_What you need to do_. Return exactly the lines from the one bearing "Type out the text in this image." through the last, and no others. Pictures must be left out.

_Data shown_.
== == ==

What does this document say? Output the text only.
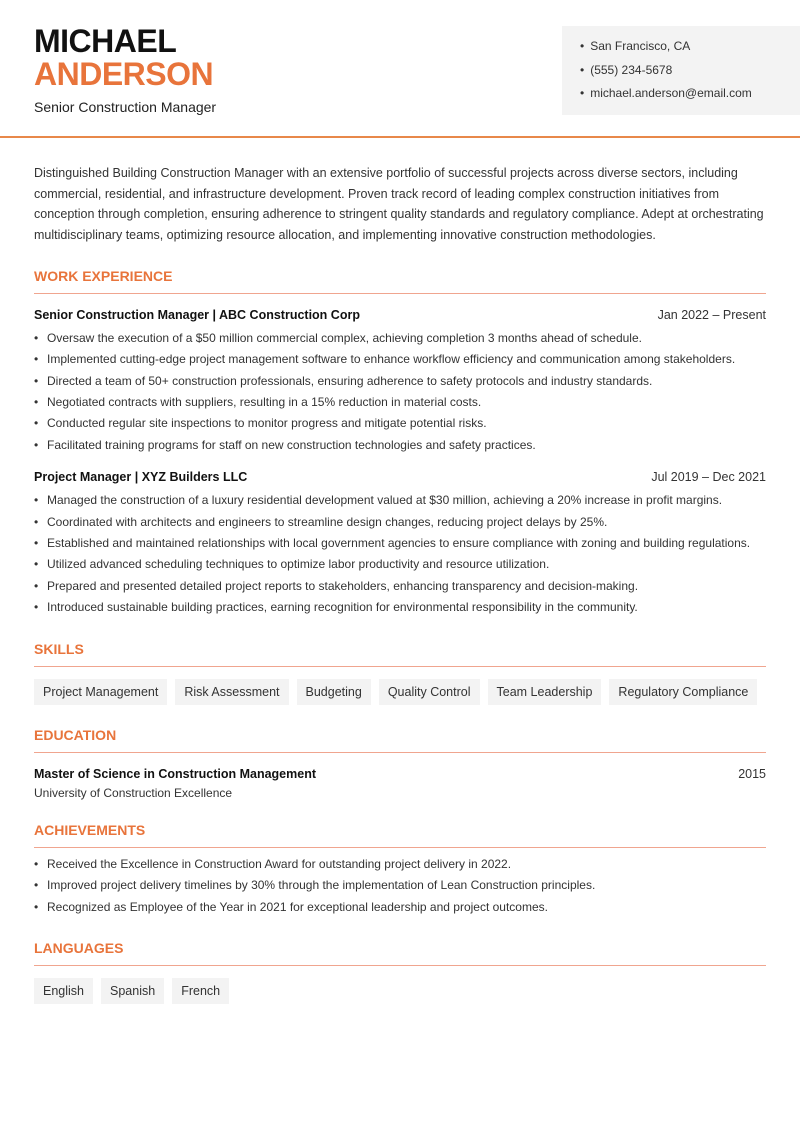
MICHAEL
ANDERSON
Senior Construction Manager
• San Francisco, CA
• (555) 234-5678
• michael.anderson@email.com

Distinguished Building Construction Manager with an extensive portfolio of successful projects across diverse sectors, including commercial, residential, and infrastructure development. Proven track record of leading complex construction initiatives from conception through completion, ensuring adherence to stringent quality standards and regulatory compliance. Adept at orchestrating multidisciplinary teams, optimizing resource allocation, and implementing innovative construction methodologies.

WORK EXPERIENCE
Senior Construction Manager | ABC Construction Corp	Jan 2022 – Present
• Oversaw the execution of a $50 million commercial complex, achieving completion 3 months ahead of schedule.
• Implemented cutting-edge project management software to enhance workflow efficiency and communication among stakeholders.
• Directed a team of 50+ construction professionals, ensuring adherence to safety protocols and industry standards.
• Negotiated contracts with suppliers, resulting in a 15% reduction in material costs.
• Conducted regular site inspections to monitor progress and mitigate potential risks.
• Facilitated training programs for staff on new construction technologies and safety practices.
Project Manager | XYZ Builders LLC	Jul 2019 – Dec 2021
• Managed the construction of a luxury residential development valued at $30 million, achieving a 20% increase in profit margins.
• Coordinated with architects and engineers to streamline design changes, reducing project delays by 25%.
• Established and maintained relationships with local government agencies to ensure compliance with zoning and building regulations.
• Utilized advanced scheduling techniques to optimize labor productivity and resource utilization.
• Prepared and presented detailed project reports to stakeholders, enhancing transparency and decision-making.
• Introduced sustainable building practices, earning recognition for environmental responsibility in the community.
SKILLS
Project Management	Risk Assessment	Budgeting	Quality Control	Team Leadership	Regulatory Compliance
EDUCATION
Master of Science in Construction Management	2015
University of Construction Excellence
ACHIEVEMENTS
• Received the Excellence in Construction Award for outstanding project delivery in 2022.
• Improved project delivery timelines by 30% through the implementation of Lean Construction principles.
• Recognized as Employee of the Year in 2021 for exceptional leadership and project outcomes.
LANGUAGES
English	Spanish	French
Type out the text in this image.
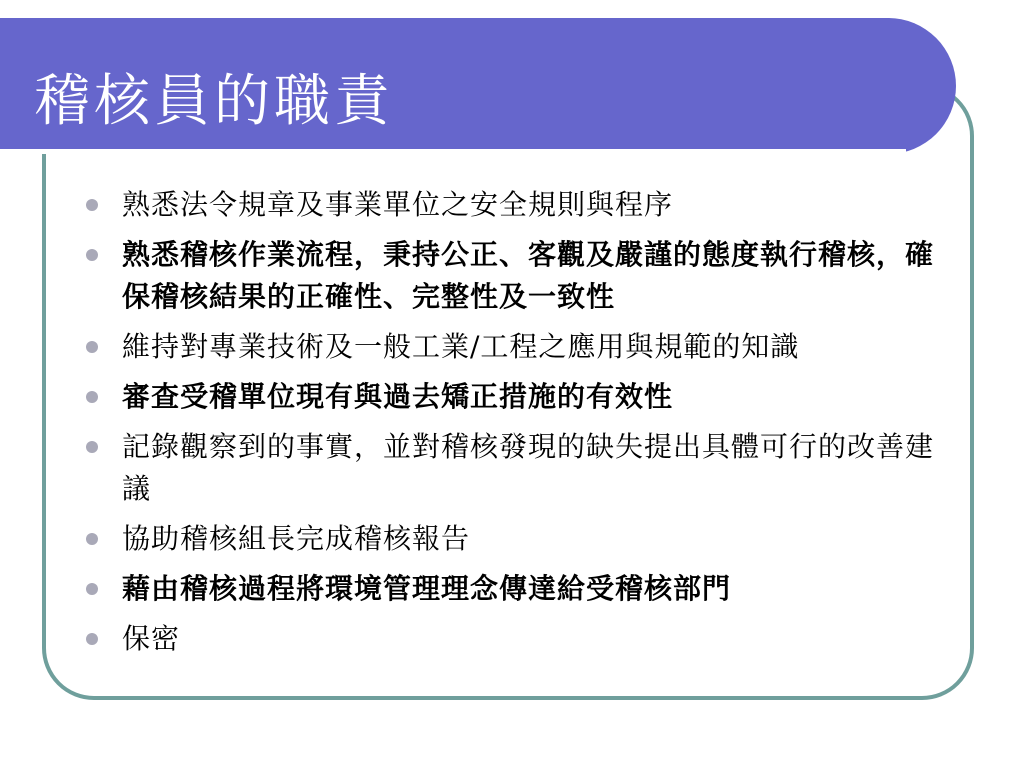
稽核員的職責
熟悉法令規章及事業單位之安全規則與程序
熟悉稽核作業流程，秉持公正、客觀及嚴謹的態度執行稽核，確保稽核結果的正確性、完整性及一致性
維持對專業技術及一般工業/工程之應用與規範的知識
審查受稽單位現有與過去矯正措施的有效性
記錄觀察到的事實，並對稽核發現的缺失提出具體可行的改善建議
協助稽核組長完成稽核報告
藉由稽核過程將環境管理理念傳達給受稽核部門
保密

== == ==

_Written solution_.
Type out the text in this image.
稽核員的職責
熟悉法令規章及事業單位之安全規則與程序
熟悉稽核作業流程，秉持公正、客觀及嚴謹的態度執行稽核，確保稽核結果的正確性、完整性及一致性
維持對專業技術及一般工業/工程之應用與規範的知識
審查受稽單位現有與過去矯正措施的有效性
記錄觀察到的事實，並對稽核發現的缺失提出具體可行的改善建議
協助稽核組長完成稽核報告
藉由稽核過程將環境管理理念傳達給受稽核部門
保密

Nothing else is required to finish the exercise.